Task to complete ▸ Restate all of the data exactly.

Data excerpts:
**********
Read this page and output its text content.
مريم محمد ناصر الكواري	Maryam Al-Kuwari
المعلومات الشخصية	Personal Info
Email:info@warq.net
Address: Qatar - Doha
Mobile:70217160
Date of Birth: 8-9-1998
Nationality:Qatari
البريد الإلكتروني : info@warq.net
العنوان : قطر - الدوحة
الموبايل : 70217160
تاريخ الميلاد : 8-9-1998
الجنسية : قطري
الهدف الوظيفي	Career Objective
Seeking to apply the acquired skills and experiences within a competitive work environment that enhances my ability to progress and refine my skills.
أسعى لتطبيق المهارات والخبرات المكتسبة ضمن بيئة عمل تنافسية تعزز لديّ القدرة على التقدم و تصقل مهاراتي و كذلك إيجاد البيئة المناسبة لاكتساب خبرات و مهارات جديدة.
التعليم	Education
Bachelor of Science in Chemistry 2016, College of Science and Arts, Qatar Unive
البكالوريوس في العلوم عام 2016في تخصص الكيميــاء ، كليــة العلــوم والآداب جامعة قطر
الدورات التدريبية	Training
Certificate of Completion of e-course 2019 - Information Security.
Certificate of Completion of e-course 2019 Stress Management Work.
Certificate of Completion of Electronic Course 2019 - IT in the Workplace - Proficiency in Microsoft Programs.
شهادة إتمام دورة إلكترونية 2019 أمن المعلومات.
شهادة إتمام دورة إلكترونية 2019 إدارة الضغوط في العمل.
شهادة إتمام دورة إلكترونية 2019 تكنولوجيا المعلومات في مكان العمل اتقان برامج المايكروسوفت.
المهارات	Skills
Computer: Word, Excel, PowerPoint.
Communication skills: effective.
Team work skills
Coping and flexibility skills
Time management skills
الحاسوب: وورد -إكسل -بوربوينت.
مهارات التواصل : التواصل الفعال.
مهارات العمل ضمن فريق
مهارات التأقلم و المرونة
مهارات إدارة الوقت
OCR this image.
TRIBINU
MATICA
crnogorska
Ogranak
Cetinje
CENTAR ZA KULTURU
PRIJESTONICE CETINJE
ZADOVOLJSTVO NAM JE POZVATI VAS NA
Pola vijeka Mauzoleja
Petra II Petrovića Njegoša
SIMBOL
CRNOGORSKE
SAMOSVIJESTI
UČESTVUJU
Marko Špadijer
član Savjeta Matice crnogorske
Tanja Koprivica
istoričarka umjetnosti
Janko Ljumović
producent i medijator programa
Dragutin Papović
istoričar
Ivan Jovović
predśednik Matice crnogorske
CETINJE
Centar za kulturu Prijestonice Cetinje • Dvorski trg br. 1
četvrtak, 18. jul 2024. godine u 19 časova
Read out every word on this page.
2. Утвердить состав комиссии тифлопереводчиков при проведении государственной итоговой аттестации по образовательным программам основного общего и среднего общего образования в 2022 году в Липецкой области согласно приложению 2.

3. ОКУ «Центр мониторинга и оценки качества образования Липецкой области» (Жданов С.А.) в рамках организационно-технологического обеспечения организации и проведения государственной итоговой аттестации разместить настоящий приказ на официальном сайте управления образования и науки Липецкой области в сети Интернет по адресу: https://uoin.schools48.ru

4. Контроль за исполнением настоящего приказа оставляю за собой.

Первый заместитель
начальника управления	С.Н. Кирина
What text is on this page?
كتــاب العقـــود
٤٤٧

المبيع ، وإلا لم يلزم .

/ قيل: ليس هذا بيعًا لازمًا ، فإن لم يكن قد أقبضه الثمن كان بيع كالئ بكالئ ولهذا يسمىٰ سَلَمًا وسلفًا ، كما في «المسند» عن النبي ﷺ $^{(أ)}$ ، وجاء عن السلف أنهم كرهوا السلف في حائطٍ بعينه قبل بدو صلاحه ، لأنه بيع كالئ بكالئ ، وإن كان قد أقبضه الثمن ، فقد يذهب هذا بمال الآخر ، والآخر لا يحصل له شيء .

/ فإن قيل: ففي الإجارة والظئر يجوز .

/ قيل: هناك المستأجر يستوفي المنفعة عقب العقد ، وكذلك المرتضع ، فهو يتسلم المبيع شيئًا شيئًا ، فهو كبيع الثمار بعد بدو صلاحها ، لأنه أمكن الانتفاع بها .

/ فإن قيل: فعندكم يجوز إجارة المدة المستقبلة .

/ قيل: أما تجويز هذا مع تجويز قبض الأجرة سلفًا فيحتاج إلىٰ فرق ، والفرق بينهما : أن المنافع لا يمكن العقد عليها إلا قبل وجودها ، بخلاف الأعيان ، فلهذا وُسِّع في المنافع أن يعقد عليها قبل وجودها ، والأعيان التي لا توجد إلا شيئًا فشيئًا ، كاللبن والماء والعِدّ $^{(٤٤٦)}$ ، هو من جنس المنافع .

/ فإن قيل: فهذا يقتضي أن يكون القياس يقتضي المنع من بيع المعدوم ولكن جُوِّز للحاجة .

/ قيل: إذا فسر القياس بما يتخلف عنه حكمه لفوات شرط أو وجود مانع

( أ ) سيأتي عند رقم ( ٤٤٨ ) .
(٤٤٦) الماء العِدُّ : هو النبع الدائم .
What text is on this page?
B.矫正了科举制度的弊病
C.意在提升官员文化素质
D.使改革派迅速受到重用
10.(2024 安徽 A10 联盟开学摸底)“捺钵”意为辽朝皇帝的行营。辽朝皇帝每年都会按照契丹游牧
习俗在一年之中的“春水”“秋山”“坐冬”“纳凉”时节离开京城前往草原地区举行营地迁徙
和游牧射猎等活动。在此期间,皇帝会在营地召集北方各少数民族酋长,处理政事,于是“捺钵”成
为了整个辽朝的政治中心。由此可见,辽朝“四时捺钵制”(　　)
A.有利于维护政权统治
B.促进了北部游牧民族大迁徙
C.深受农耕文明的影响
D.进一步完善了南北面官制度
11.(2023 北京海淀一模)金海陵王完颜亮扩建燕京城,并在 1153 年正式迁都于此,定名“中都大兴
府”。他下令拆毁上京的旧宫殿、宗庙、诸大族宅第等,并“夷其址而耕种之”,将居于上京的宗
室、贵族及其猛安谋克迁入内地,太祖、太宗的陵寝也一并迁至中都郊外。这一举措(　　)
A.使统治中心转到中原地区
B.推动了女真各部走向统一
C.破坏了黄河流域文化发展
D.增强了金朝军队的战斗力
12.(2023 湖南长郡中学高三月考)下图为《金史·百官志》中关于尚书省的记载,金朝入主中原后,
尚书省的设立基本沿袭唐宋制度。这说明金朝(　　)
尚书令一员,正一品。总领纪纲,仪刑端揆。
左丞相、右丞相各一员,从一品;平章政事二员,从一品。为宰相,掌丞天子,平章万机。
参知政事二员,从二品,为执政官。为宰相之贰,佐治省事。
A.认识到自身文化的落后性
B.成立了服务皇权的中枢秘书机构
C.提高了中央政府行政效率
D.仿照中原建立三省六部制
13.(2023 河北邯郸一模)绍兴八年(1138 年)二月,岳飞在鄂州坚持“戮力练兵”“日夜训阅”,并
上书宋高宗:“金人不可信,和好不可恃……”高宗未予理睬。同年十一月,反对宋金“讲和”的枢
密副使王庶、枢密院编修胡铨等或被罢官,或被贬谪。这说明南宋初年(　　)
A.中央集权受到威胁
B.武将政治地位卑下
**********
Exercise response ▸
Read this page and output its text content.
مريم محمد ناصر الكواري	Maryam Al-Kuwari
المعلومات الشخصية	Personal Info
Email:info@warq.net
Address: Qatar - Doha
Mobile:70217160
Date of Birth: 8-9-1998
Nationality:Qatari
البريد الإلكتروني : info@warq.net
العنوان : قطر - الدوحة
الموبايل : 70217160
تاريخ الميلاد : 8-9-1998
الجنسية : قطري
الهدف الوظيفي	Career Objective
Seeking to apply the acquired skills and experiences within a competitive work environment that enhances my ability to progress and refine my skills.
أسعى لتطبيق المهارات والخبرات المكتسبة ضمن بيئة عمل تنافسية تعزز لديّ القدرة على التقدم و تصقل مهاراتي و كذلك إيجاد البيئة المناسبة لاكتساب خبرات و مهارات جديدة.
التعليم	Education
Bachelor of Science in Chemistry 2016, College of Science and Arts, Qatar Unive
البكالوريوس في العلوم عام 2016في تخصص الكيميــاء ، كليــة العلــوم والآداب جامعة قطر
الدورات التدريبية	Training
Certificate of Completion of e-course 2019 - Information Security.
Certificate of Completion of e-course 2019 Stress Management Work.
Certificate of Completion of Electronic Course 2019 - IT in the Workplace - Proficiency in Microsoft Programs.
شهادة إتمام دورة إلكترونية 2019 أمن المعلومات.
شهادة إتمام دورة إلكترونية 2019 إدارة الضغوط في العمل.
شهادة إتمام دورة إلكترونية 2019 تكنولوجيا المعلومات في مكان العمل اتقان برامج المايكروسوفت.
المهارات	Skills
Computer: Word, Excel, PowerPoint.
Communication skills: effective.
Team work skills
Coping and flexibility skills
Time management skills
الحاسوب: وورد -إكسل -بوربوينت.
مهارات التواصل : التواصل الفعال.
مهارات العمل ضمن فريق
مهارات التأقلم و المرونة
مهارات إدارة الوقت
OCR this image.
TRIBINU
MATICA
crnogorska
Ogranak
Cetinje
CENTAR ZA KULTURU
PRIJESTONICE CETINJE
ZADOVOLJSTVO NAM JE POZVATI VAS NA
Pola vijeka Mauzoleja
Petra II Petrovića Njegoša
SIMBOL
CRNOGORSKE
SAMOSVIJESTI
UČESTVUJU
Marko Špadijer
član Savjeta Matice crnogorske
Tanja Koprivica
istoričarka umjetnosti
Janko Ljumović
producent i medijator programa
Dragutin Papović
istoričar
Ivan Jovović
predśednik Matice crnogorske
CETINJE
Centar za kulturu Prijestonice Cetinje • Dvorski trg br. 1
četvrtak, 18. jul 2024. godine u 19 časova
Read out every word on this page.
2. Утвердить состав комиссии тифлопереводчиков при проведении государственной итоговой аттестации по образовательным программам основного общего и среднего общего образования в 2022 году в Липецкой области согласно приложению 2.

3. ОКУ «Центр мониторинга и оценки качества образования Липецкой области» (Жданов С.А.) в рамках организационно-технологического обеспечения организации и проведения государственной итоговой аттестации разместить настоящий приказ на официальном сайте управления образования и науки Липецкой области в сети Интернет по адресу: https://uoin.schools48.ru

4. Контроль за исполнением настоящего приказа оставляю за собой.

Первый заместитель
начальника управления	С.Н. Кирина
What text is on this page?
كتــاب العقـــود
٤٤٧

المبيع ، وإلا لم يلزم .

/ قيل: ليس هذا بيعًا لازمًا ، فإن لم يكن قد أقبضه الثمن كان بيع كالئ بكالئ ولهذا يسمىٰ سَلَمًا وسلفًا ، كما في «المسند» عن النبي ﷺ $^{(أ)}$ ، وجاء عن السلف أنهم كرهوا السلف في حائطٍ بعينه قبل بدو صلاحه ، لأنه بيع كالئ بكالئ ، وإن كان قد أقبضه الثمن ، فقد يذهب هذا بمال الآخر ، والآخر لا يحصل له شيء .

/ فإن قيل: ففي الإجارة والظئر يجوز .

/ قيل: هناك المستأجر يستوفي المنفعة عقب العقد ، وكذلك المرتضع ، فهو يتسلم المبيع شيئًا شيئًا ، فهو كبيع الثمار بعد بدو صلاحها ، لأنه أمكن الانتفاع بها .

/ فإن قيل: فعندكم يجوز إجارة المدة المستقبلة .

/ قيل: أما تجويز هذا مع تجويز قبض الأجرة سلفًا فيحتاج إلىٰ فرق ، والفرق بينهما : أن المنافع لا يمكن العقد عليها إلا قبل وجودها ، بخلاف الأعيان ، فلهذا وُسِّع في المنافع أن يعقد عليها قبل وجودها ، والأعيان التي لا توجد إلا شيئًا فشيئًا ، كاللبن والماء والعِدّ $^{(٤٤٦)}$ ، هو من جنس المنافع .

/ فإن قيل: فهذا يقتضي أن يكون القياس يقتضي المنع من بيع المعدوم ولكن جُوِّز للحاجة .

/ قيل: إذا فسر القياس بما يتخلف عنه حكمه لفوات شرط أو وجود مانع

( أ ) سيأتي عند رقم ( ٤٤٨ ) .
(٤٤٦) الماء العِدُّ : هو النبع الدائم .
What text is on this page?
B.矫正了科举制度的弊病
C.意在提升官员文化素质
D.使改革派迅速受到重用
10.(2024 安徽 A10 联盟开学摸底)“捺钵”意为辽朝皇帝的行营。辽朝皇帝每年都会按照契丹游牧
习俗在一年之中的“春水”“秋山”“坐冬”“纳凉”时节离开京城前往草原地区举行营地迁徙
和游牧射猎等活动。在此期间,皇帝会在营地召集北方各少数民族酋长,处理政事,于是“捺钵”成
为了整个辽朝的政治中心。由此可见,辽朝“四时捺钵制”(　　)
A.有利于维护政权统治
B.促进了北部游牧民族大迁徙
C.深受农耕文明的影响
D.进一步完善了南北面官制度
11.(2023 北京海淀一模)金海陵王完颜亮扩建燕京城,并在 1153 年正式迁都于此,定名“中都大兴
府”。他下令拆毁上京的旧宫殿、宗庙、诸大族宅第等,并“夷其址而耕种之”,将居于上京的宗
室、贵族及其猛安谋克迁入内地,太祖、太宗的陵寝也一并迁至中都郊外。这一举措(　　)
A.使统治中心转到中原地区
B.推动了女真各部走向统一
C.破坏了黄河流域文化发展
D.增强了金朝军队的战斗力
12.(2023 湖南长郡中学高三月考)下图为《金史·百官志》中关于尚书省的记载,金朝入主中原后,
尚书省的设立基本沿袭唐宋制度。这说明金朝(　　)
尚书令一员,正一品。总领纪纲,仪刑端揆。
左丞相、右丞相各一员,从一品;平章政事二员,从一品。为宰相,掌丞天子,平章万机。
参知政事二员,从二品,为执政官。为宰相之贰,佐治省事。
A.认识到自身文化的落后性
B.成立了服务皇权的中枢秘书机构
C.提高了中央政府行政效率
D.仿照中原建立三省六部制
13.(2023 河北邯郸一模)绍兴八年(1138 年)二月,岳飞在鄂州坚持“戮力练兵”“日夜训阅”,并
上书宋高宗:“金人不可信,和好不可恃……”高宗未予理睬。同年十一月,反对宋金“讲和”的枢
密副使王庶、枢密院编修胡铨等或被罢官,或被贬谪。这说明南宋初年(　　)
A.中央集权受到威胁
B.武将政治地位卑下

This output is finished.